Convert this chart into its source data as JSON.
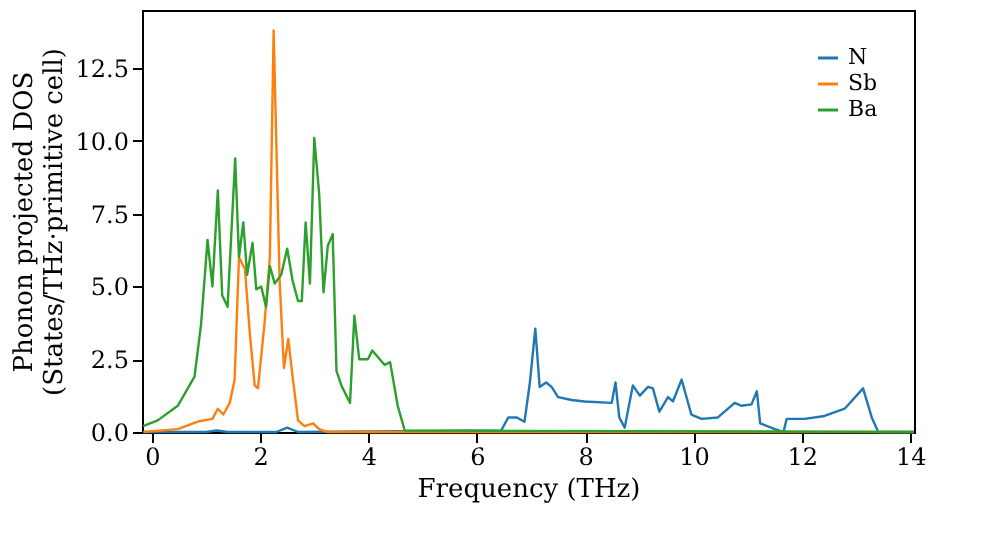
{
  "chart_data": {
    "type": "line",
    "xlabel": "Frequency (THz)",
    "ylabel": "Phonon projected DOS\n(States/THz·primitive cell)",
    "xlim": [
      -0.18,
      14.07
    ],
    "ylim": [
      0,
      14.5
    ],
    "xticks": [
      0,
      2,
      4,
      6,
      8,
      10,
      12,
      14
    ],
    "yticks": [
      {
        "value": 0,
        "label": "0.0"
      },
      {
        "value": 2.5,
        "label": "2.5"
      },
      {
        "value": 5,
        "label": "5.0"
      },
      {
        "value": 7.5,
        "label": "7.5"
      },
      {
        "value": 10,
        "label": "10.0"
      },
      {
        "value": 12.5,
        "label": "12.5"
      }
    ],
    "grid": false,
    "legend": "top right",
    "line_style": "solid",
    "marker": "none",
    "series": [
      {
        "name": "N",
        "color": "#1f77b4",
        "x": [
          -0.16,
          1.0,
          1.2,
          1.4,
          2.3,
          2.5,
          2.7,
          6.45,
          6.58,
          6.74,
          6.88,
          6.98,
          7.08,
          7.16,
          7.28,
          7.38,
          7.5,
          7.75,
          7.99,
          8.49,
          8.56,
          8.63,
          8.73,
          8.88,
          9.01,
          9.16,
          9.25,
          9.37,
          9.53,
          9.62,
          9.78,
          9.96,
          10.15,
          10.45,
          10.76,
          10.89,
          11.07,
          11.17,
          11.23,
          11.5,
          11.66,
          11.72,
          12.05,
          12.42,
          12.79,
          13.13,
          13.29,
          13.41,
          14.07
        ],
        "values": [
          0,
          0,
          0.05,
          0,
          0,
          0.15,
          0,
          0.05,
          0.5,
          0.5,
          0.35,
          1.7,
          3.55,
          1.55,
          1.7,
          1.55,
          1.2,
          1.1,
          1.05,
          1.0,
          1.7,
          0.5,
          0.15,
          1.6,
          1.25,
          1.55,
          1.5,
          0.7,
          1.2,
          1.05,
          1.8,
          0.6,
          0.45,
          0.5,
          1.0,
          0.9,
          0.95,
          1.4,
          0.3,
          0.1,
          0,
          0.45,
          0.45,
          0.55,
          0.8,
          1.5,
          0.5,
          0,
          0
        ]
      },
      {
        "name": "Sb",
        "color": "#ff7f0e",
        "x": [
          -0.15,
          0.48,
          0.85,
          1.12,
          1.22,
          1.32,
          1.44,
          1.53,
          1.61,
          1.72,
          1.81,
          1.9,
          1.96,
          2.08,
          2.18,
          2.25,
          2.36,
          2.44,
          2.52,
          2.6,
          2.7,
          2.82,
          2.98,
          3.09,
          3.25,
          14.07
        ],
        "values": [
          0,
          0.1,
          0.36,
          0.45,
          0.8,
          0.6,
          1.0,
          1.8,
          6.0,
          5.6,
          3.4,
          1.6,
          1.5,
          3.7,
          6.0,
          13.8,
          5.2,
          2.2,
          3.2,
          1.9,
          0.4,
          0.2,
          0.3,
          0.1,
          0,
          0
        ]
      },
      {
        "name": "Ba",
        "color": "#2ca02c",
        "x": [
          -0.16,
          0.11,
          0.48,
          0.79,
          0.91,
          1.03,
          1.12,
          1.22,
          1.3,
          1.4,
          1.54,
          1.61,
          1.69,
          1.76,
          1.86,
          1.93,
          2.02,
          2.11,
          2.18,
          2.27,
          2.39,
          2.5,
          2.6,
          2.7,
          2.77,
          2.84,
          2.92,
          3.0,
          3.09,
          3.17,
          3.25,
          3.34,
          3.41,
          3.5,
          3.66,
          3.74,
          3.83,
          3.99,
          4.07,
          4.3,
          4.4,
          4.54,
          4.67,
          14.07
        ],
        "values": [
          0.2,
          0.4,
          0.9,
          1.9,
          3.7,
          6.6,
          5.0,
          8.3,
          4.7,
          4.3,
          9.4,
          6.0,
          7.2,
          5.4,
          6.5,
          4.9,
          5.0,
          4.3,
          5.7,
          5.1,
          5.4,
          6.3,
          5.2,
          4.5,
          4.5,
          7.2,
          5.1,
          10.1,
          8.2,
          4.8,
          6.4,
          6.8,
          2.1,
          1.6,
          1.0,
          4.0,
          2.5,
          2.5,
          2.8,
          2.3,
          2.4,
          0.9,
          0.05,
          0
        ]
      }
    ]
  }
}
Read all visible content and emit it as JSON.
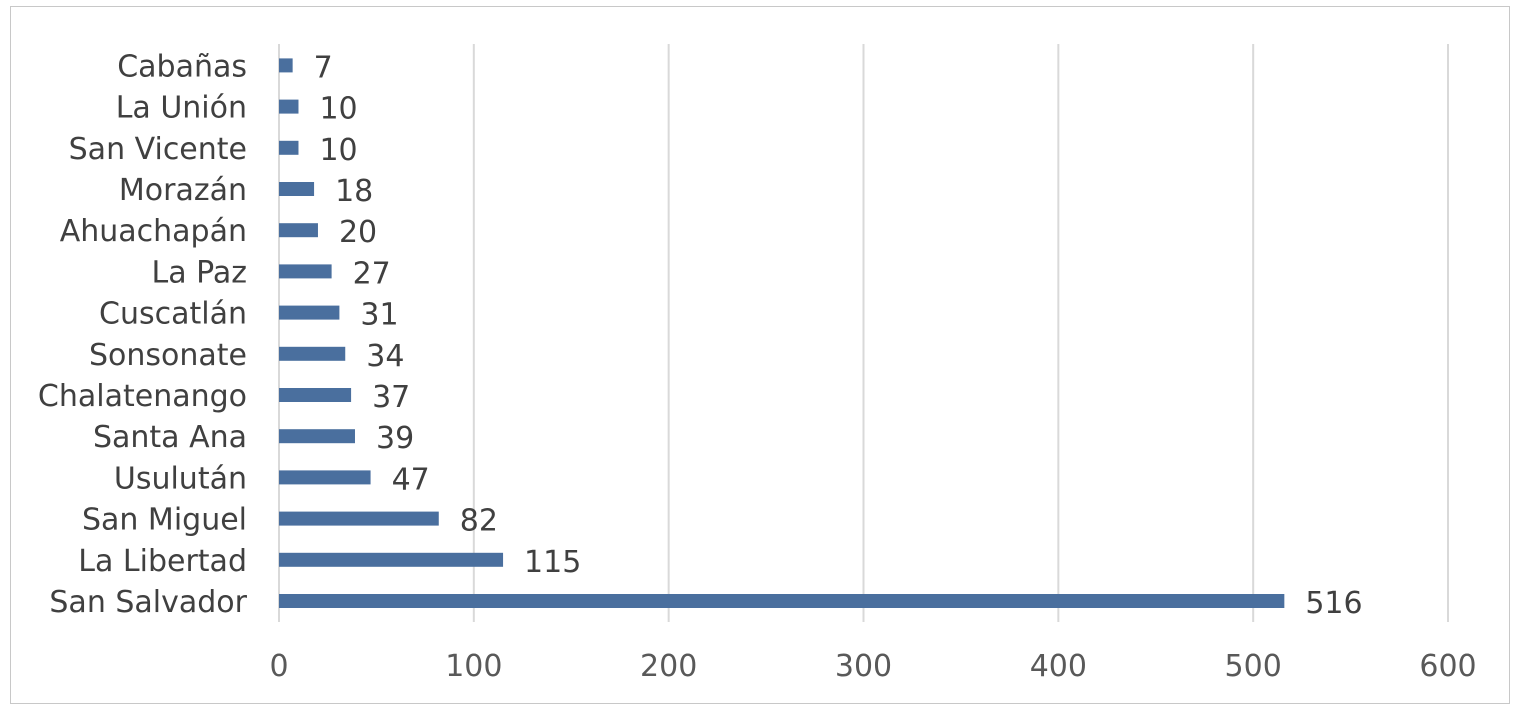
{
  "chart_data": {
    "type": "bar",
    "orientation": "horizontal",
    "title": "",
    "xlabel": "",
    "ylabel": "",
    "categories": [
      "San Salvador",
      "La Libertad",
      "San Miguel",
      "Usulután",
      "Santa Ana",
      "Chalatenango",
      "Sonsonate",
      "Cuscatlán",
      "La Paz",
      "Ahuachapán",
      "Morazán",
      "San Vicente",
      "La Unión",
      "Cabañas"
    ],
    "values": [
      516,
      115,
      82,
      47,
      39,
      37,
      34,
      31,
      27,
      20,
      18,
      10,
      10,
      7
    ],
    "xlim": [
      0,
      600
    ],
    "xticks": [
      0,
      100,
      200,
      300,
      400,
      500,
      600
    ],
    "grid": "vertical",
    "legend": "none",
    "bar_color": "#4a6f9e",
    "data_labels": true
  }
}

——

[Given instruction]
Reproduce the listing exactly. Leave its pictures out.

[Response]
Convert this chart into its source data as JSON.
{
  "chart_data": {
    "type": "line",
    "xlabel": "Frequency (THz)",
    "ylabel": "Phonon projected DOS\n(States/THz·primitive cell)",
    "xlim": [
      -0.18,
      14.07
    ],
    "ylim": [
      0,
      14.5
    ],
    "xticks": [
      0,
      2,
      4,
      6,
      8,
      10,
      12,
      14
    ],
    "yticks": [
      {
        "value": 0,
        "label": "0.0"
      },
      {
        "value": 2.5,
        "label": "2.5"
      },
      {
        "value": 5,
        "label": "5.0"
      },
      {
        "value": 7.5,
        "label": "7.5"
      },
      {
        "value": 10,
        "label": "10.0"
      },
      {
        "value": 12.5,
        "label": "12.5"
      }
    ],
    "grid": false,
    "legend": "top right",
    "line_style": "solid",
    "marker": "none",
    "series": [
      {
        "name": "N",
        "color": "#1f77b4",
        "x": [
          -0.16,
          1.0,
          1.2,
          1.4,
          2.3,
          2.5,
          2.7,
          6.45,
          6.58,
          6.74,
          6.88,
          6.98,
          7.08,
          7.16,
          7.28,
          7.38,
          7.5,
          7.75,
          7.99,
          8.49,
          8.56,
          8.63,
          8.73,
          8.88,
          9.01,
          9.16,
          9.25,
          9.37,
          9.53,
          9.62,
          9.78,
          9.96,
          10.15,
          10.45,
          10.76,
          10.89,
          11.07,
          11.17,
          11.23,
          11.5,
          11.66,
          11.72,
          12.05,
          12.42,
          12.79,
          13.13,
          13.29,
          13.41,
          14.07
        ],
        "values": [
          0,
          0,
          0.05,
          0,
          0,
          0.15,
          0,
          0.05,
          0.5,
          0.5,
          0.35,
          1.7,
          3.55,
          1.55,
          1.7,
          1.55,
          1.2,
          1.1,
          1.05,
          1.0,
          1.7,
          0.5,
          0.15,
          1.6,
          1.25,
          1.55,
          1.5,
          0.7,
          1.2,
          1.05,
          1.8,
          0.6,
          0.45,
          0.5,
          1.0,
          0.9,
          0.95,
          1.4,
          0.3,
          0.1,
          0,
          0.45,
          0.45,
          0.55,
          0.8,
          1.5,
          0.5,
          0,
          0
        ]
      },
      {
        "name": "Sb",
        "color": "#ff7f0e",
        "x": [
          -0.15,
          0.48,
          0.85,
          1.12,
          1.22,
          1.32,
          1.44,
          1.53,
          1.61,
          1.72,
          1.81,
          1.9,
          1.96,
          2.08,
          2.18,
          2.25,
          2.36,
          2.44,
          2.52,
          2.6,
          2.7,
          2.82,
          2.98,
          3.09,
          3.25,
          14.07
        ],
        "values": [
          0,
          0.1,
          0.36,
          0.45,
          0.8,
          0.6,
          1.0,
          1.8,
          6.0,
          5.6,
          3.4,
          1.6,
          1.5,
          3.7,
          6.0,
          13.8,
          5.2,
          2.2,
          3.2,
          1.9,
          0.4,
          0.2,
          0.3,
          0.1,
          0,
          0
        ]
      },
      {
        "name": "Ba",
        "color": "#2ca02c",
        "x": [
          -0.16,
          0.11,
          0.48,
          0.79,
          0.91,
          1.03,
          1.12,
          1.22,
          1.3,
          1.4,
          1.54,
          1.61,
          1.69,
          1.76,
          1.86,
          1.93,
          2.02,
          2.11,
          2.18,
          2.27,
          2.39,
          2.5,
          2.6,
          2.7,
          2.77,
          2.84,
          2.92,
          3.0,
          3.09,
          3.17,
          3.25,
          3.34,
          3.41,
          3.5,
          3.66,
          3.74,
          3.83,
          3.99,
          4.07,
          4.3,
          4.4,
          4.54,
          4.67,
          14.07
        ],
        "values": [
          0.2,
          0.4,
          0.9,
          1.9,
          3.7,
          6.6,
          5.0,
          8.3,
          4.7,
          4.3,
          9.4,
          6.0,
          7.2,
          5.4,
          6.5,
          4.9,
          5.0,
          4.3,
          5.7,
          5.1,
          5.4,
          6.3,
          5.2,
          4.5,
          4.5,
          7.2,
          5.1,
          10.1,
          8.2,
          4.8,
          6.4,
          6.8,
          2.1,
          1.6,
          1.0,
          4.0,
          2.5,
          2.5,
          2.8,
          2.3,
          2.4,
          0.9,
          0.05,
          0
        ]
      }
    ]
  }
}
Read all visible content and emit it as JSON.
{
  "chart_data": {
    "type": "bar",
    "orientation": "horizontal",
    "title": "",
    "xlabel": "",
    "ylabel": "",
    "categories": [
      "San Salvador",
      "La Libertad",
      "San Miguel",
      "Usulután",
      "Santa Ana",
      "Chalatenango",
      "Sonsonate",
      "Cuscatlán",
      "La Paz",
      "Ahuachapán",
      "Morazán",
      "San Vicente",
      "La Unión",
      "Cabañas"
    ],
    "values": [
      516,
      115,
      82,
      47,
      39,
      37,
      34,
      31,
      27,
      20,
      18,
      10,
      10,
      7
    ],
    "xlim": [
      0,
      600
    ],
    "xticks": [
      0,
      100,
      200,
      300,
      400,
      500,
      600
    ],
    "grid": "vertical",
    "legend": "none",
    "bar_color": "#4a6f9e",
    "data_labels": true
  }
}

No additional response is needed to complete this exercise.